**Records from a dataset:**
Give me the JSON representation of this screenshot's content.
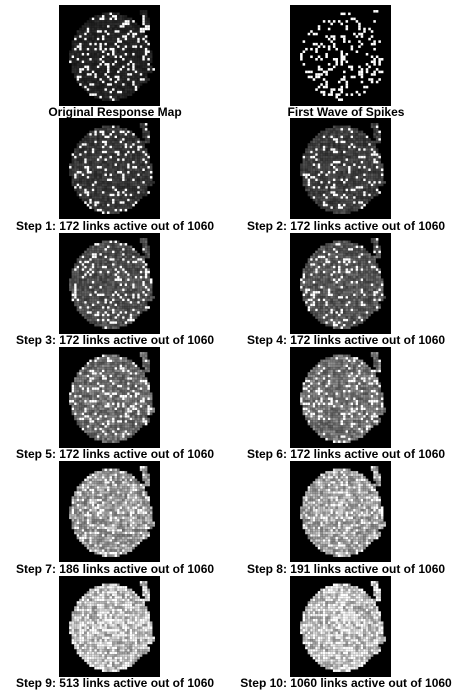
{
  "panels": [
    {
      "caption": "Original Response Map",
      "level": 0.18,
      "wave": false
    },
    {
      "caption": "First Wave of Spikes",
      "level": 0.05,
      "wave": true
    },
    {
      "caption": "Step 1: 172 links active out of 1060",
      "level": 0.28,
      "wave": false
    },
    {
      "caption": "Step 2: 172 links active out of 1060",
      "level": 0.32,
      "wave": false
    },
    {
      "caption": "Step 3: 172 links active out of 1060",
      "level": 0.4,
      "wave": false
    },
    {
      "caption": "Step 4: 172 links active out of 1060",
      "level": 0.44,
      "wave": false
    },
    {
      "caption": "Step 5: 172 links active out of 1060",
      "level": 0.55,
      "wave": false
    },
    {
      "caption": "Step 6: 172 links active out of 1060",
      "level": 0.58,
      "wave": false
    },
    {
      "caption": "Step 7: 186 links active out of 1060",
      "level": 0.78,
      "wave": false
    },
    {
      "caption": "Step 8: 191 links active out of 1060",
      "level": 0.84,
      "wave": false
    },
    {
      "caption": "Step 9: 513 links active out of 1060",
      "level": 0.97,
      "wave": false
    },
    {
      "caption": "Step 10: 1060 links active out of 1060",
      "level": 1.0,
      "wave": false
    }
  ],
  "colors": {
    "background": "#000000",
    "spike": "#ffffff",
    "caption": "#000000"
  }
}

---

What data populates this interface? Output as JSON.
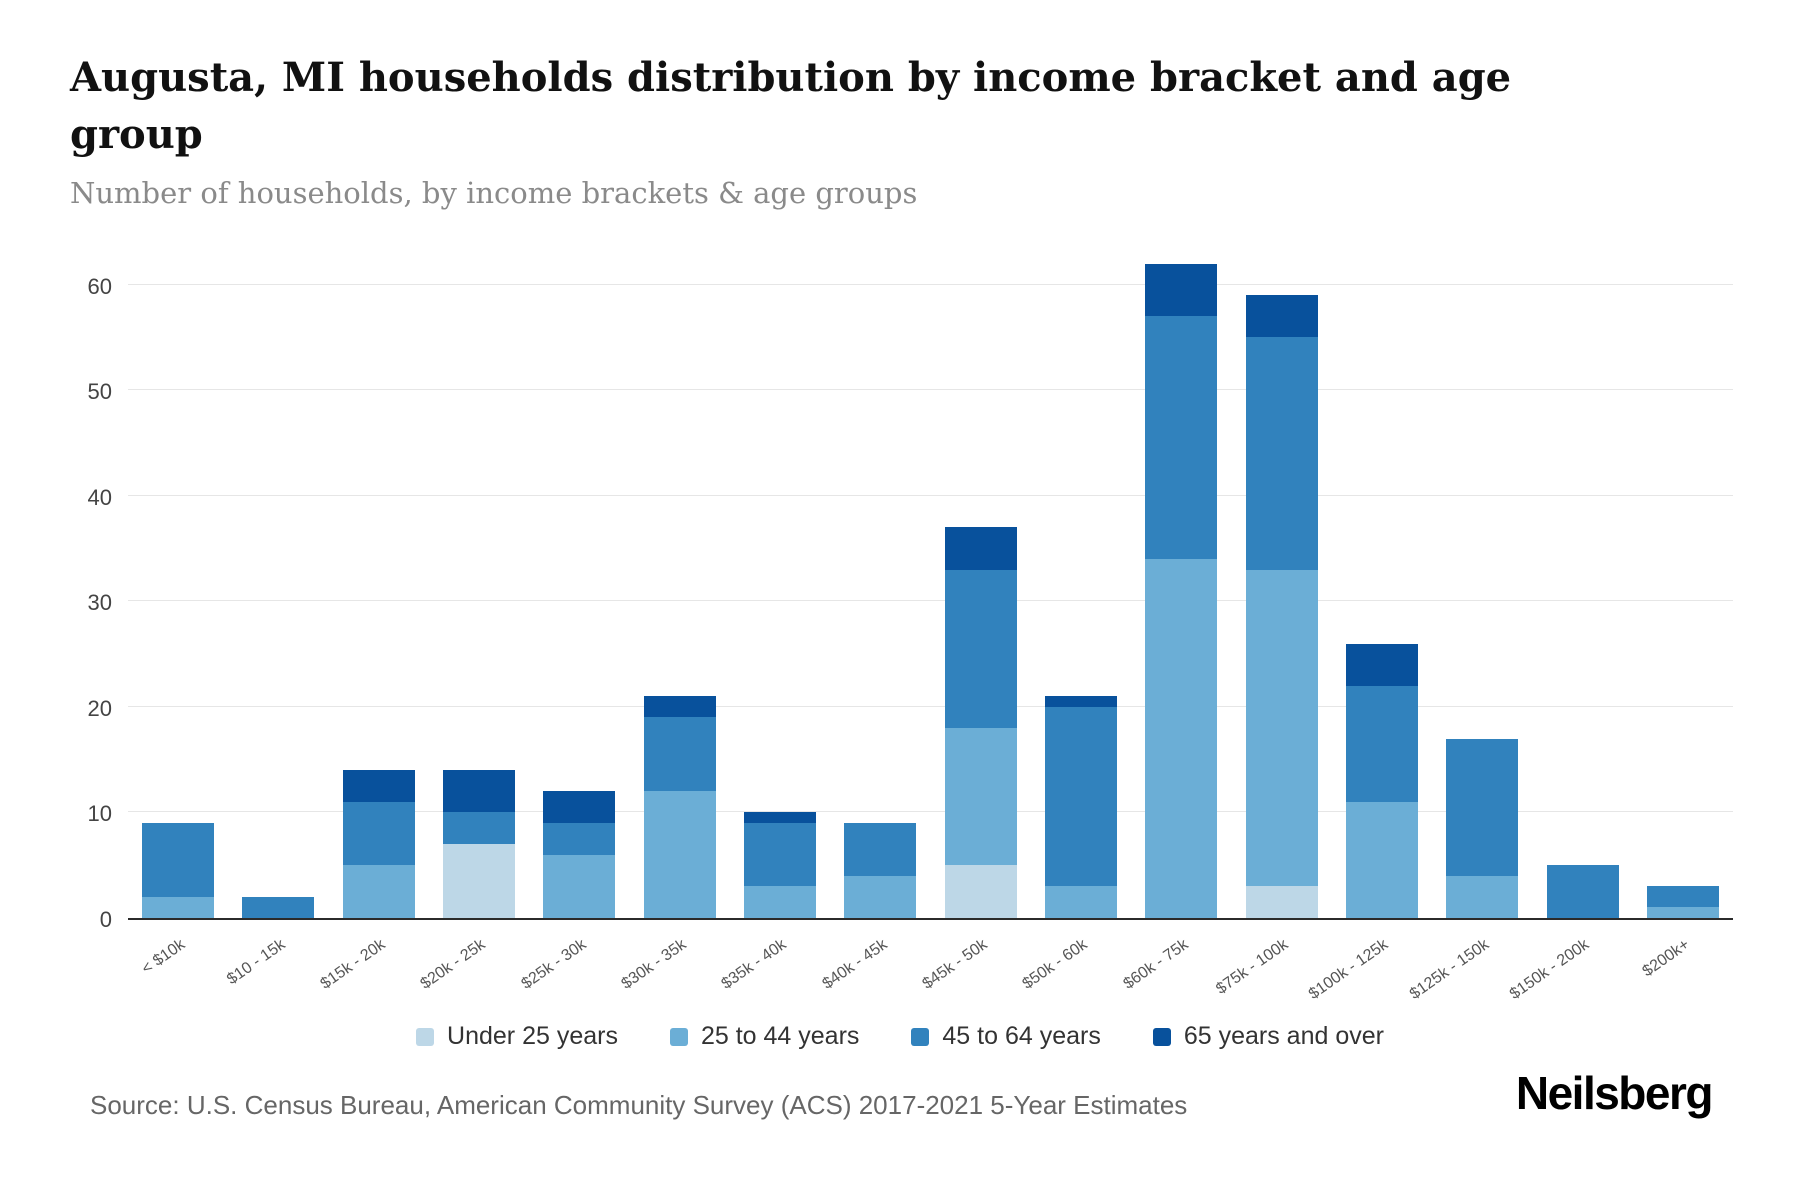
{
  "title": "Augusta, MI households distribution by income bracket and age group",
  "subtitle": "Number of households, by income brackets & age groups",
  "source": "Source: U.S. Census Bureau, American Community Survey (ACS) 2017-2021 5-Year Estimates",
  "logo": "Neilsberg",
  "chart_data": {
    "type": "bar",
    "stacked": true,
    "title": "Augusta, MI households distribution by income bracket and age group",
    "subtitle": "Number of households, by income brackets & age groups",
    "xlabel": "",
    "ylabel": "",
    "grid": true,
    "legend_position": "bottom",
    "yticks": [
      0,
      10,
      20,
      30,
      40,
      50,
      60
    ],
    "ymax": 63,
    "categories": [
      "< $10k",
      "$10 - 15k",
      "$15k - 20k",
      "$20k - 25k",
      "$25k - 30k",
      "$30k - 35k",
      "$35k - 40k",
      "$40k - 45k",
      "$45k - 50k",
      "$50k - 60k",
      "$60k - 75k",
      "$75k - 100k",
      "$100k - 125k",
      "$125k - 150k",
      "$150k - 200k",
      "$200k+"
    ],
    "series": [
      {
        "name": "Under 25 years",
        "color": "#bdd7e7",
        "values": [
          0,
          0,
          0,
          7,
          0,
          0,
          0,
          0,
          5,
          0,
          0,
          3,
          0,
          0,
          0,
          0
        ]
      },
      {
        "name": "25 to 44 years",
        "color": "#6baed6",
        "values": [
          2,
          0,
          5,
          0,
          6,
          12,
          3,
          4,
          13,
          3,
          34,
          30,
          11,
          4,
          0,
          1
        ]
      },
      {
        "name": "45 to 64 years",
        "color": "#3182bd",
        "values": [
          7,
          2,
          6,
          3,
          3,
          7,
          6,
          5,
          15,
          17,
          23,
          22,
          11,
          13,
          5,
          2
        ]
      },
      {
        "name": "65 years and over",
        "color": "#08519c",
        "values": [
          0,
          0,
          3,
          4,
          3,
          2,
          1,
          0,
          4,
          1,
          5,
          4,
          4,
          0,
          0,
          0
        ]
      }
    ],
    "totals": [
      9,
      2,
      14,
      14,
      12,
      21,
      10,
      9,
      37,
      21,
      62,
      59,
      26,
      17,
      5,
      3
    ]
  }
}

**Exercise directions:** Pull out all lines containing the word "JSON" from the entries above.

**The result:**
Give me the JSON representation of this screenshot's content.
What data populates this interface? Output as JSON.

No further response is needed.